=== Excerpted data ===
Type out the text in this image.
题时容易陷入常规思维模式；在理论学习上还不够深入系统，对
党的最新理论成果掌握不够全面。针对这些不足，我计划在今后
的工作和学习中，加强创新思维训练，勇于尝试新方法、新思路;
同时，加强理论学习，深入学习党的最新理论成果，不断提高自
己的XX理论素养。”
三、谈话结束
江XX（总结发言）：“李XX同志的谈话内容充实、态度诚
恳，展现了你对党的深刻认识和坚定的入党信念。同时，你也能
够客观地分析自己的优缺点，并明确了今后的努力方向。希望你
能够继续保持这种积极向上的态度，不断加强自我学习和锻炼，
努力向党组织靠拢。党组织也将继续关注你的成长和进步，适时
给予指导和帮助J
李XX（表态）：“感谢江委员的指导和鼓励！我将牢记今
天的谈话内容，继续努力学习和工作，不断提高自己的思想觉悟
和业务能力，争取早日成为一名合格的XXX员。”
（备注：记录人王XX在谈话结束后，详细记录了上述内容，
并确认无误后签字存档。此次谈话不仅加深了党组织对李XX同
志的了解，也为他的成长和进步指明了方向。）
===
=== Excerpted data ===
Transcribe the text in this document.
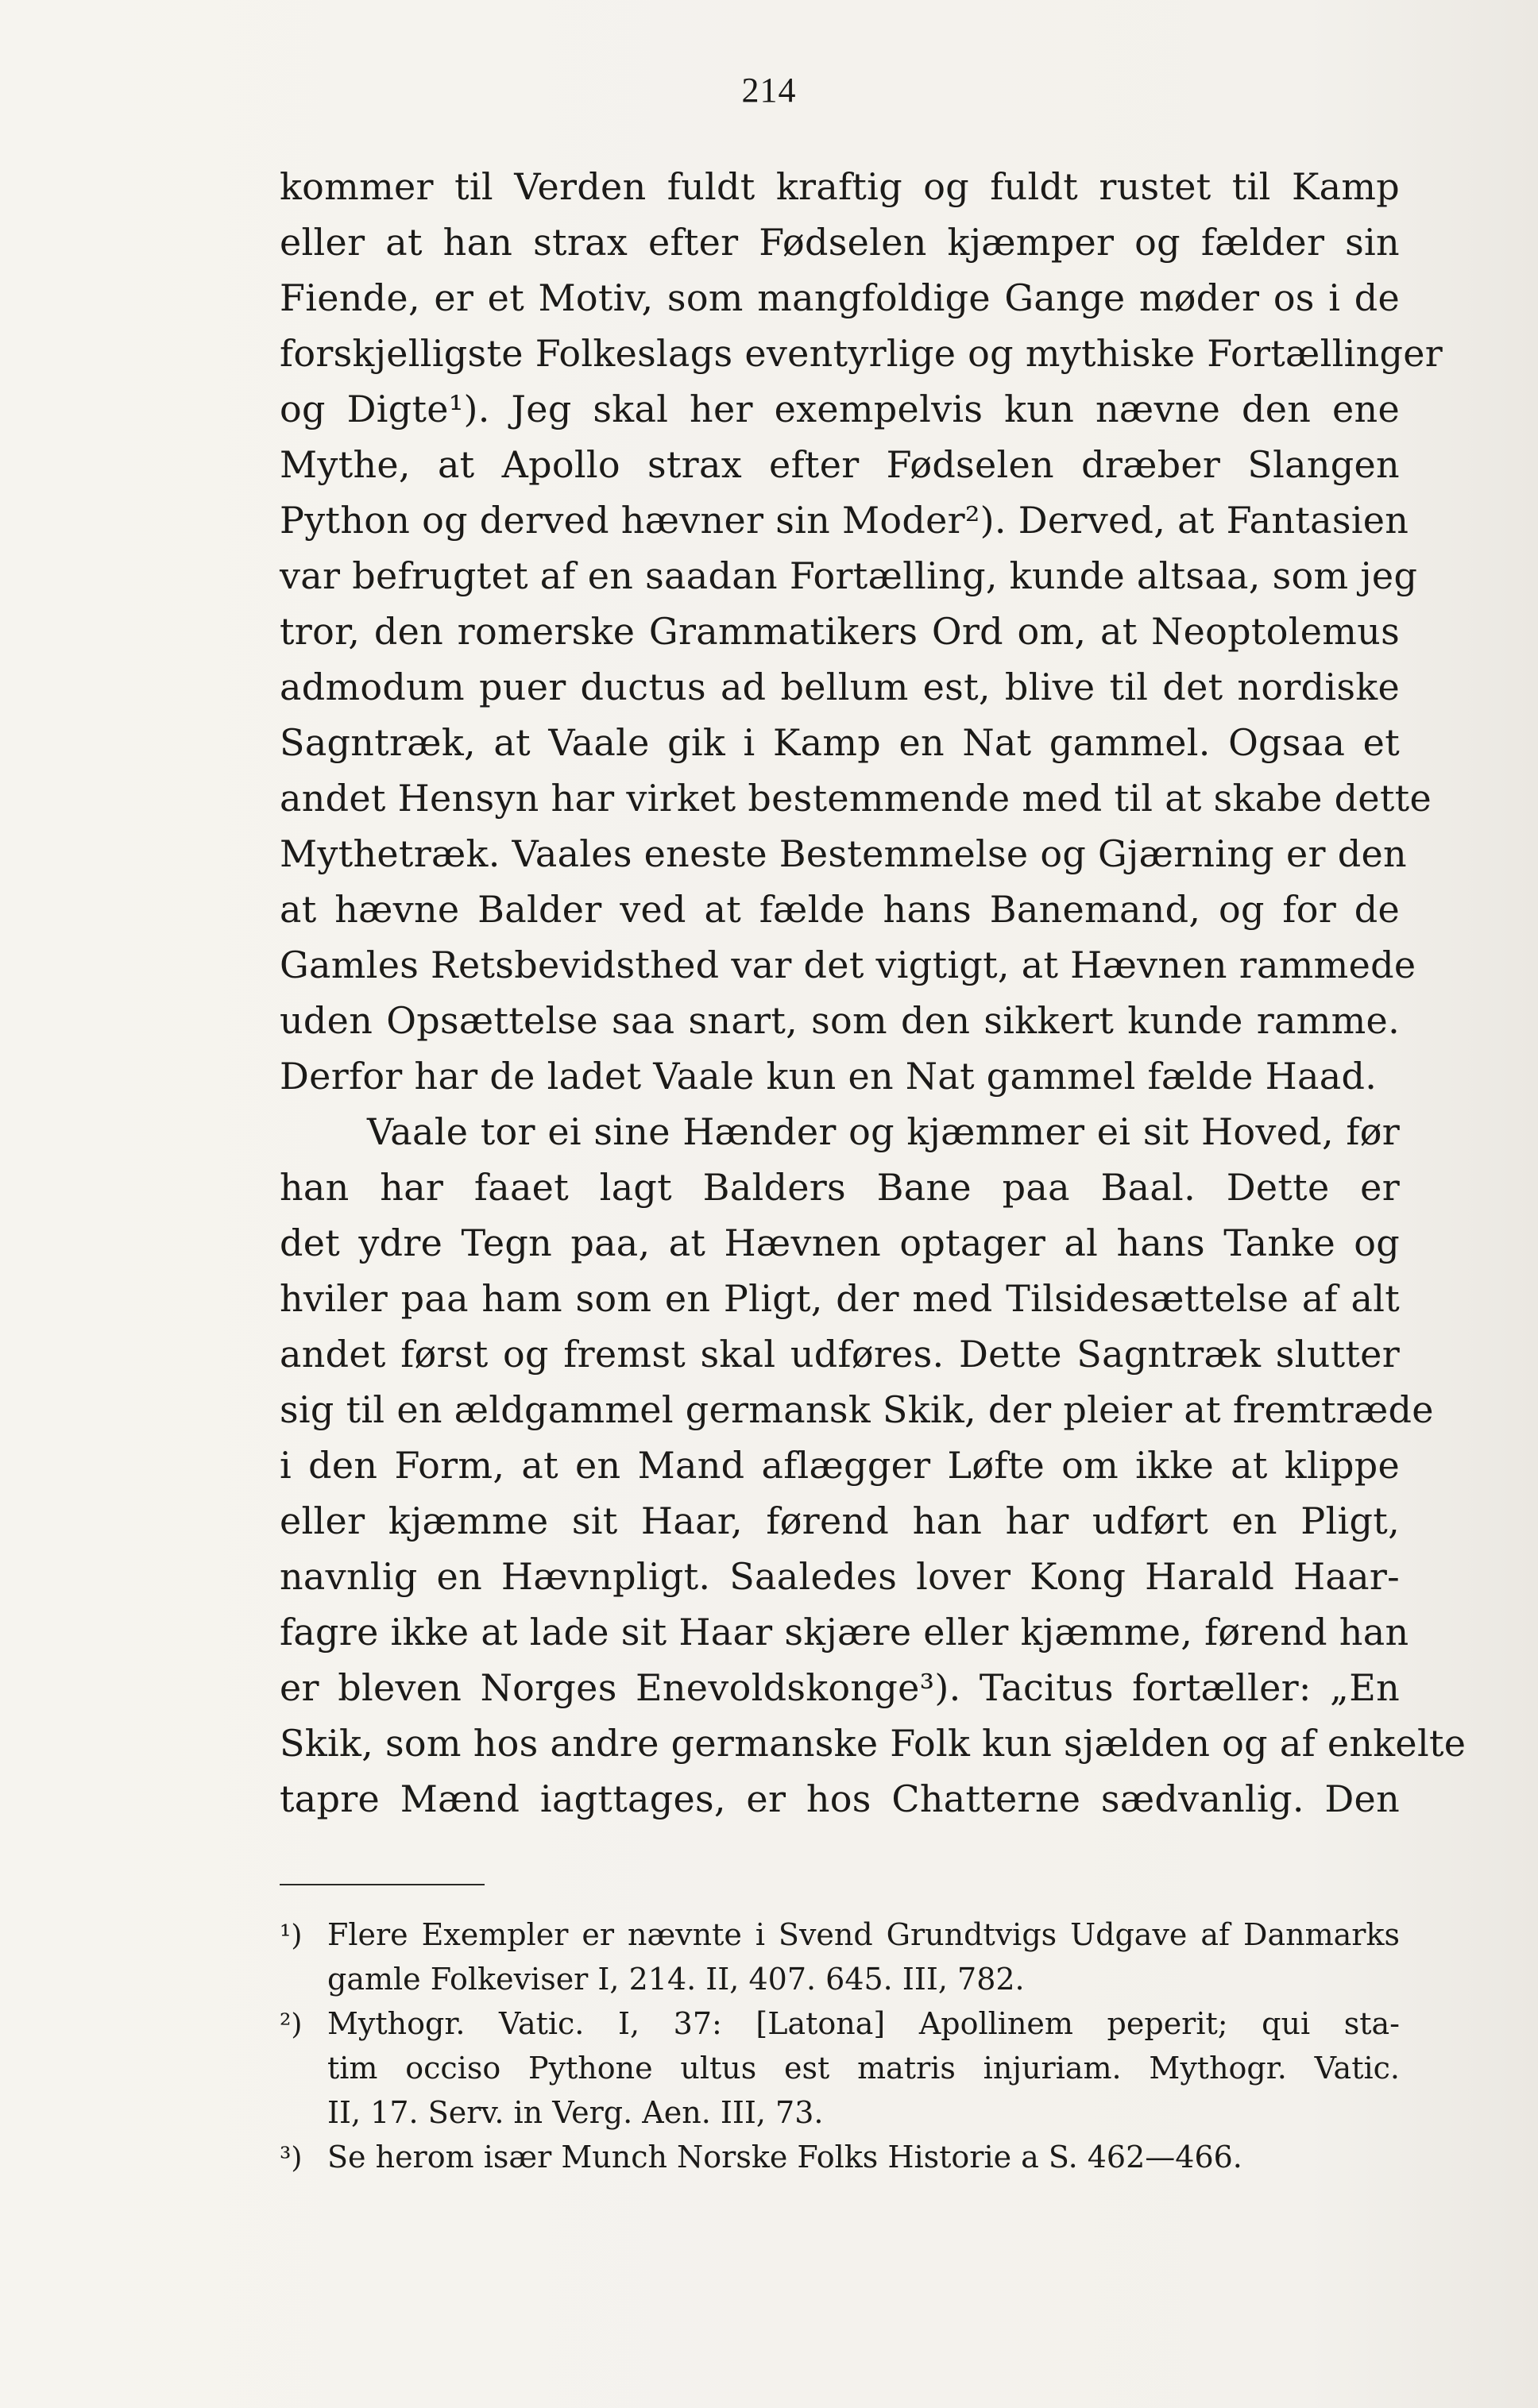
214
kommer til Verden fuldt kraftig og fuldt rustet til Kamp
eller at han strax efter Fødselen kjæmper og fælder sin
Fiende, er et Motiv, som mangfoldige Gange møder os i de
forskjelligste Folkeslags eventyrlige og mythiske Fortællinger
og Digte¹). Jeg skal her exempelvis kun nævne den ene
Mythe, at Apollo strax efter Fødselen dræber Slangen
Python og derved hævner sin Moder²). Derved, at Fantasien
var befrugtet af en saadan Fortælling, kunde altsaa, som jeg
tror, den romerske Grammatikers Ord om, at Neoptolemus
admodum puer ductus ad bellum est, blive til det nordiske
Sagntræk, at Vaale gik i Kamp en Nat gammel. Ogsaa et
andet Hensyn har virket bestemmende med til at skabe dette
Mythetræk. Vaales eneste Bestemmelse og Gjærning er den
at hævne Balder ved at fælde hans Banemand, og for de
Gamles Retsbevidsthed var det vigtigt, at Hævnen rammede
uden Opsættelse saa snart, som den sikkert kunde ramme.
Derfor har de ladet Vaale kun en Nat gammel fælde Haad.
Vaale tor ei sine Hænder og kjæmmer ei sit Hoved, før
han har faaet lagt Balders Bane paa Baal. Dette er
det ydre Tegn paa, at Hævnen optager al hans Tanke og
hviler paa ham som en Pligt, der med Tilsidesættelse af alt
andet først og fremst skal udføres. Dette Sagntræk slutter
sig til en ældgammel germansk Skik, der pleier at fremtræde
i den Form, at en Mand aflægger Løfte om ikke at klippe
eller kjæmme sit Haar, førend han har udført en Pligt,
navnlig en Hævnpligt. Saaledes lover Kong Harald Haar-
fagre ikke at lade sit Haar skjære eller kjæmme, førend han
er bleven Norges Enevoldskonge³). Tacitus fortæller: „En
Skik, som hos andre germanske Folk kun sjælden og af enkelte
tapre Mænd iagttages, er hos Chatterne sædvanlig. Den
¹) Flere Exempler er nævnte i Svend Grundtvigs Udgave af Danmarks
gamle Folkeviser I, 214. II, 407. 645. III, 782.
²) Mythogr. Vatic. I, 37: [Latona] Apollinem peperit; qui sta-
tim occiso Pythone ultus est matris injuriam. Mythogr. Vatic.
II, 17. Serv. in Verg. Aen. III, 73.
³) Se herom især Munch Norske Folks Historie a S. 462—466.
===
#### What is required:
Return each line of the data that contains the string "text".

#### Finished task:
Type out the text in this image.
Transcribe the text in this document.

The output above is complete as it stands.